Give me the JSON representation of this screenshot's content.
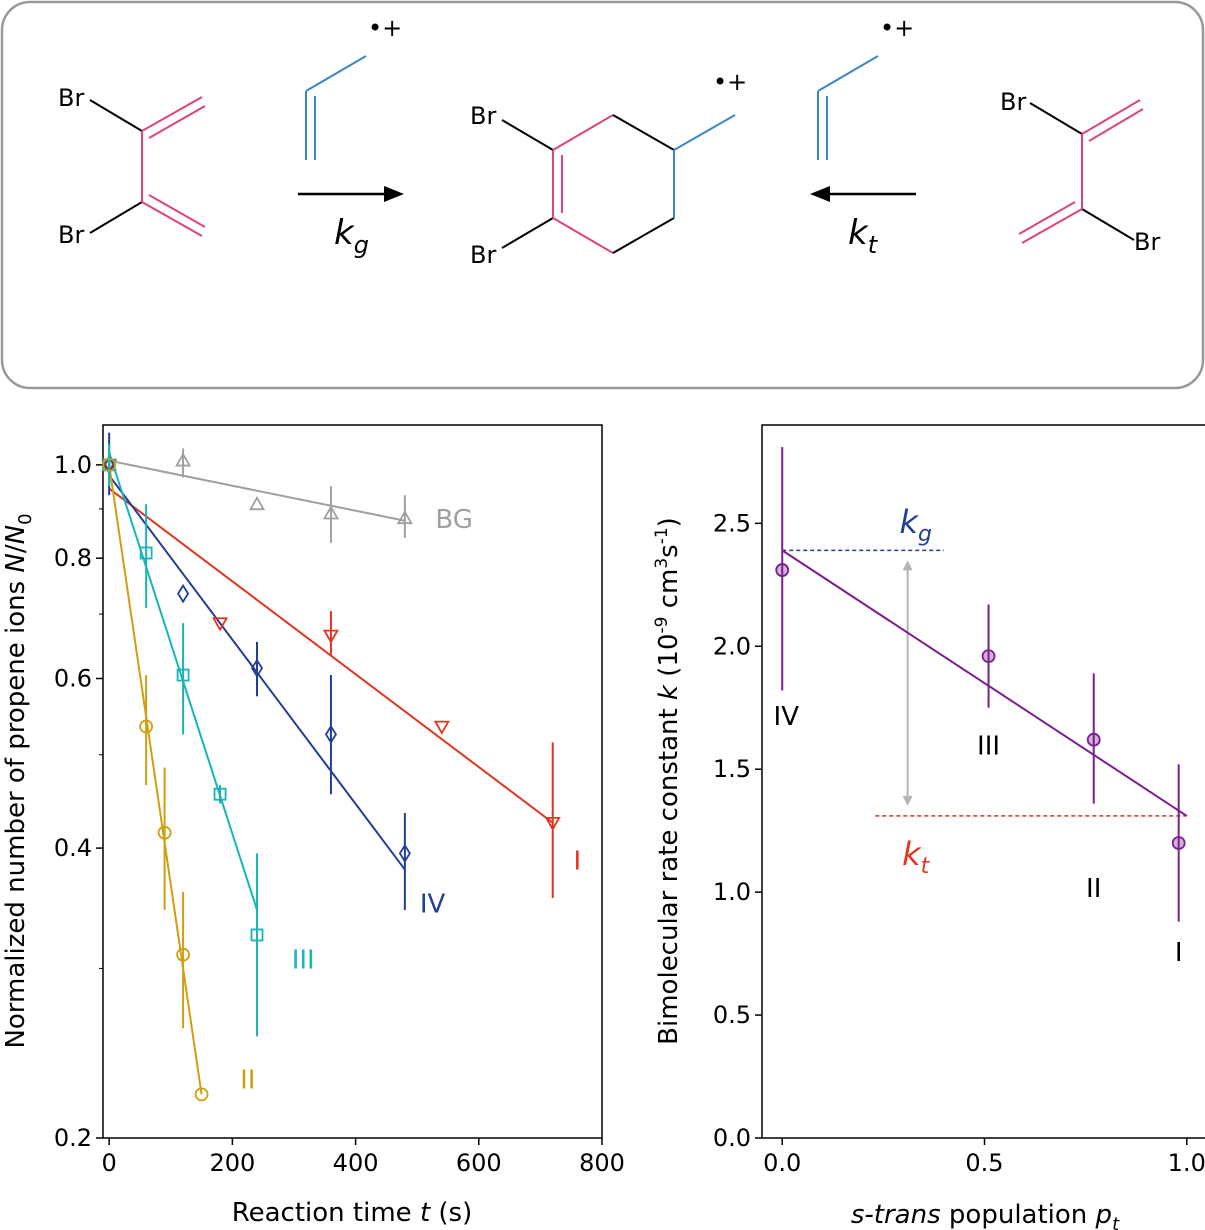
{
  "colors": {
    "pink": "#e0427d",
    "blue": "#3a86c8",
    "red": "#e2341f",
    "navy": "#233f95",
    "cyan": "#17b5b8",
    "gold": "#d19e12",
    "gray": "#a0a0a0",
    "purple": "#7b1f8f"
  },
  "scheme": {
    "br": "Br",
    "radical_cation": "•+",
    "kg_main": "k",
    "kg_sub": "g",
    "kt_main": "k",
    "kt_sub": "t"
  },
  "chart_data": [
    {
      "type": "scatter",
      "scale": "log-y",
      "xlabel_main": "Reaction time ",
      "xlabel_var": "t",
      "xlabel_unit": " (s)",
      "ylabel_main": "Normalized number of propene ions ",
      "ylabel_var": "N",
      "ylabel_slash": "/",
      "ylabel_var2": "N",
      "ylabel_sub": "0",
      "xlim": [
        -10,
        800
      ],
      "ylim": [
        0.2,
        1.1
      ],
      "xticks": [
        0,
        200,
        400,
        600,
        800
      ],
      "yticks": [
        0.2,
        0.4,
        0.6,
        0.8,
        1.0
      ],
      "ytick_labels": [
        "0.2",
        "0.4",
        "0.6",
        "0.8",
        "1.0"
      ],
      "yminor": [
        0.3,
        0.5,
        0.7,
        0.9
      ],
      "series": [
        {
          "name": "BG",
          "color": "gray",
          "marker": "triangle-up",
          "x": [
            0,
            120,
            240,
            360,
            480
          ],
          "y": [
            1.0,
            1.01,
            0.91,
            0.89,
            0.88
          ],
          "err": [
            [
              0.98,
              1.02
            ],
            [
              0.97,
              1.04
            ],
            [
              0.91,
              0.91
            ],
            [
              0.83,
              0.95
            ],
            [
              0.84,
              0.93
            ]
          ],
          "fit": [
            [
              0,
              1.01
            ],
            [
              480,
              0.875
            ]
          ],
          "label_x": 560,
          "label_y": 0.86
        },
        {
          "name": "I",
          "color": "red",
          "marker": "triangle-down",
          "x": [
            0,
            180,
            360,
            540,
            720
          ],
          "y": [
            1.0,
            0.685,
            0.665,
            0.535,
            0.425
          ],
          "err": [
            [
              1.0,
              1.0
            ],
            [
              0.685,
              0.685
            ],
            [
              0.635,
              0.705
            ],
            [
              0.535,
              0.535
            ],
            [
              0.355,
              0.515
            ]
          ],
          "fit": [
            [
              0,
              0.945
            ],
            [
              720,
              0.425
            ]
          ],
          "label_x": 760,
          "label_y": 0.38
        },
        {
          "name": "IV",
          "color": "navy",
          "marker": "diamond",
          "x": [
            0,
            120,
            240,
            360,
            480
          ],
          "y": [
            1.0,
            0.735,
            0.615,
            0.525,
            0.395
          ],
          "err": [
            [
              0.93,
              1.08
            ],
            [
              0.735,
              0.735
            ],
            [
              0.575,
              0.655
            ],
            [
              0.455,
              0.605
            ],
            [
              0.345,
              0.435
            ]
          ],
          "fit": [
            [
              0,
              0.975
            ],
            [
              480,
              0.38
            ]
          ],
          "label_x": 525,
          "label_y": 0.343
        },
        {
          "name": "III",
          "color": "cyan",
          "marker": "square",
          "x": [
            0,
            60,
            120,
            180,
            240
          ],
          "y": [
            1.0,
            0.81,
            0.605,
            0.455,
            0.325
          ],
          "err": [
            [
              0.95,
              1.05
            ],
            [
              0.71,
              0.91
            ],
            [
              0.525,
              0.685
            ],
            [
              0.445,
              0.465
            ],
            [
              0.255,
              0.395
            ]
          ],
          "fit": [
            [
              0,
              1.03
            ],
            [
              240,
              0.345
            ]
          ],
          "label_x": 315,
          "label_y": 0.3
        },
        {
          "name": "II",
          "color": "gold",
          "marker": "circle",
          "x": [
            0,
            60,
            90,
            120,
            150
          ],
          "y": [
            1.0,
            0.535,
            0.415,
            0.31,
            0.222
          ],
          "err": [
            [
              1.0,
              1.0
            ],
            [
              0.465,
              0.605
            ],
            [
              0.345,
              0.485
            ],
            [
              0.26,
              0.36
            ],
            [
              0.222,
              0.222
            ]
          ],
          "fit": [
            [
              0,
              1.0
            ],
            [
              150,
              0.222
            ]
          ],
          "label_x": 225,
          "label_y": 0.225
        }
      ]
    },
    {
      "type": "scatter",
      "xlabel_var": "s-trans",
      "xlabel_main": " population ",
      "xlabel_var2": "p",
      "xlabel_sub": "t",
      "ylabel_main": "Bimolecular rate constant ",
      "ylabel_var": "k",
      "ylabel_unit_pre": " (10",
      "ylabel_exp1": "-9",
      "ylabel_unit_mid": " cm",
      "ylabel_exp2": "3",
      "ylabel_unit_s": "s",
      "ylabel_exp3": "-1",
      "ylabel_unit_end": ")",
      "xlim": [
        -0.05,
        1.05
      ],
      "ylim": [
        0.0,
        2.9
      ],
      "xticks": [
        0.0,
        0.5,
        1.0
      ],
      "xtick_labels": [
        "0.0",
        "0.5",
        "1.0"
      ],
      "yticks": [
        0.0,
        0.5,
        1.0,
        1.5,
        2.0,
        2.5
      ],
      "ytick_labels": [
        "0.0",
        "0.5",
        "1.0",
        "1.5",
        "2.0",
        "2.5"
      ],
      "points": [
        {
          "name": "IV",
          "x": 0.0,
          "y": 2.31,
          "err": [
            1.82,
            2.81
          ]
        },
        {
          "name": "III",
          "x": 0.51,
          "y": 1.96,
          "err": [
            1.75,
            2.17
          ]
        },
        {
          "name": "II",
          "x": 0.77,
          "y": 1.62,
          "err": [
            1.36,
            1.89
          ]
        },
        {
          "name": "I",
          "x": 0.98,
          "y": 1.2,
          "err": [
            0.88,
            1.52
          ]
        }
      ],
      "point_label_positions": [
        {
          "x": 0.01,
          "y": 1.68
        },
        {
          "x": 0.51,
          "y": 1.56
        },
        {
          "x": 0.77,
          "y": 0.98
        },
        {
          "x": 0.98,
          "y": 0.72
        }
      ],
      "fit": [
        [
          0.0,
          2.39
        ],
        [
          1.0,
          1.31
        ]
      ],
      "kg": {
        "y": 2.39,
        "x_range": [
          0.0,
          0.4
        ],
        "main": "k",
        "sub": "g",
        "label_x": 0.33,
        "label_y": 2.46
      },
      "kt": {
        "y": 1.31,
        "x_range": [
          0.23,
          1.0
        ],
        "main": "k",
        "sub": "t",
        "label_x": 0.33,
        "label_y": 1.11
      },
      "arrow_x": 0.31
    }
  ]
}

___

**What is expected**
Repeat the listing in full and exactly. Leave any pictures out.

**Result of this exercise**
Give me the JSON representation of this screenshot's content.
{
  "colors": {
    "pink": "#e0427d",
    "blue": "#3a86c8",
    "red": "#e2341f",
    "navy": "#233f95",
    "cyan": "#17b5b8",
    "gold": "#d19e12",
    "gray": "#a0a0a0",
    "purple": "#7b1f8f"
  },
  "scheme": {
    "br": "Br",
    "radical_cation": "•+",
    "kg_main": "k",
    "kg_sub": "g",
    "kt_main": "k",
    "kt_sub": "t"
  },
  "chart_data": [
    {
      "type": "scatter",
      "scale": "log-y",
      "xlabel_main": "Reaction time ",
      "xlabel_var": "t",
      "xlabel_unit": " (s)",
      "ylabel_main": "Normalized number of propene ions ",
      "ylabel_var": "N",
      "ylabel_slash": "/",
      "ylabel_var2": "N",
      "ylabel_sub": "0",
      "xlim": [
        -10,
        800
      ],
      "ylim": [
        0.2,
        1.1
      ],
      "xticks": [
        0,
        200,
        400,
        600,
        800
      ],
      "yticks": [
        0.2,
        0.4,
        0.6,
        0.8,
        1.0
      ],
      "ytick_labels": [
        "0.2",
        "0.4",
        "0.6",
        "0.8",
        "1.0"
      ],
      "yminor": [
        0.3,
        0.5,
        0.7,
        0.9
      ],
      "series": [
        {
          "name": "BG",
          "color": "gray",
          "marker": "triangle-up",
          "x": [
            0,
            120,
            240,
            360,
            480
          ],
          "y": [
            1.0,
            1.01,
            0.91,
            0.89,
            0.88
          ],
          "err": [
            [
              0.98,
              1.02
            ],
            [
              0.97,
              1.04
            ],
            [
              0.91,
              0.91
            ],
            [
              0.83,
              0.95
            ],
            [
              0.84,
              0.93
            ]
          ],
          "fit": [
            [
              0,
              1.01
            ],
            [
              480,
              0.875
            ]
          ],
          "label_x": 560,
          "label_y": 0.86
        },
        {
          "name": "I",
          "color": "red",
          "marker": "triangle-down",
          "x": [
            0,
            180,
            360,
            540,
            720
          ],
          "y": [
            1.0,
            0.685,
            0.665,
            0.535,
            0.425
          ],
          "err": [
            [
              1.0,
              1.0
            ],
            [
              0.685,
              0.685
            ],
            [
              0.635,
              0.705
            ],
            [
              0.535,
              0.535
            ],
            [
              0.355,
              0.515
            ]
          ],
          "fit": [
            [
              0,
              0.945
            ],
            [
              720,
              0.425
            ]
          ],
          "label_x": 760,
          "label_y": 0.38
        },
        {
          "name": "IV",
          "color": "navy",
          "marker": "diamond",
          "x": [
            0,
            120,
            240,
            360,
            480
          ],
          "y": [
            1.0,
            0.735,
            0.615,
            0.525,
            0.395
          ],
          "err": [
            [
              0.93,
              1.08
            ],
            [
              0.735,
              0.735
            ],
            [
              0.575,
              0.655
            ],
            [
              0.455,
              0.605
            ],
            [
              0.345,
              0.435
            ]
          ],
          "fit": [
            [
              0,
              0.975
            ],
            [
              480,
              0.38
            ]
          ],
          "label_x": 525,
          "label_y": 0.343
        },
        {
          "name": "III",
          "color": "cyan",
          "marker": "square",
          "x": [
            0,
            60,
            120,
            180,
            240
          ],
          "y": [
            1.0,
            0.81,
            0.605,
            0.455,
            0.325
          ],
          "err": [
            [
              0.95,
              1.05
            ],
            [
              0.71,
              0.91
            ],
            [
              0.525,
              0.685
            ],
            [
              0.445,
              0.465
            ],
            [
              0.255,
              0.395
            ]
          ],
          "fit": [
            [
              0,
              1.03
            ],
            [
              240,
              0.345
            ]
          ],
          "label_x": 315,
          "label_y": 0.3
        },
        {
          "name": "II",
          "color": "gold",
          "marker": "circle",
          "x": [
            0,
            60,
            90,
            120,
            150
          ],
          "y": [
            1.0,
            0.535,
            0.415,
            0.31,
            0.222
          ],
          "err": [
            [
              1.0,
              1.0
            ],
            [
              0.465,
              0.605
            ],
            [
              0.345,
              0.485
            ],
            [
              0.26,
              0.36
            ],
            [
              0.222,
              0.222
            ]
          ],
          "fit": [
            [
              0,
              1.0
            ],
            [
              150,
              0.222
            ]
          ],
          "label_x": 225,
          "label_y": 0.225
        }
      ]
    },
    {
      "type": "scatter",
      "xlabel_var": "s-trans",
      "xlabel_main": " population ",
      "xlabel_var2": "p",
      "xlabel_sub": "t",
      "ylabel_main": "Bimolecular rate constant ",
      "ylabel_var": "k",
      "ylabel_unit_pre": " (10",
      "ylabel_exp1": "-9",
      "ylabel_unit_mid": " cm",
      "ylabel_exp2": "3",
      "ylabel_unit_s": "s",
      "ylabel_exp3": "-1",
      "ylabel_unit_end": ")",
      "xlim": [
        -0.05,
        1.05
      ],
      "ylim": [
        0.0,
        2.9
      ],
      "xticks": [
        0.0,
        0.5,
        1.0
      ],
      "xtick_labels": [
        "0.0",
        "0.5",
        "1.0"
      ],
      "yticks": [
        0.0,
        0.5,
        1.0,
        1.5,
        2.0,
        2.5
      ],
      "ytick_labels": [
        "0.0",
        "0.5",
        "1.0",
        "1.5",
        "2.0",
        "2.5"
      ],
      "points": [
        {
          "name": "IV",
          "x": 0.0,
          "y": 2.31,
          "err": [
            1.82,
            2.81
          ]
        },
        {
          "name": "III",
          "x": 0.51,
          "y": 1.96,
          "err": [
            1.75,
            2.17
          ]
        },
        {
          "name": "II",
          "x": 0.77,
          "y": 1.62,
          "err": [
            1.36,
            1.89
          ]
        },
        {
          "name": "I",
          "x": 0.98,
          "y": 1.2,
          "err": [
            0.88,
            1.52
          ]
        }
      ],
      "point_label_positions": [
        {
          "x": 0.01,
          "y": 1.68
        },
        {
          "x": 0.51,
          "y": 1.56
        },
        {
          "x": 0.77,
          "y": 0.98
        },
        {
          "x": 0.98,
          "y": 0.72
        }
      ],
      "fit": [
        [
          0.0,
          2.39
        ],
        [
          1.0,
          1.31
        ]
      ],
      "kg": {
        "y": 2.39,
        "x_range": [
          0.0,
          0.4
        ],
        "main": "k",
        "sub": "g",
        "label_x": 0.33,
        "label_y": 2.46
      },
      "kt": {
        "y": 1.31,
        "x_range": [
          0.23,
          1.0
        ],
        "main": "k",
        "sub": "t",
        "label_x": 0.33,
        "label_y": 1.11
      },
      "arrow_x": 0.31
    }
  ]
}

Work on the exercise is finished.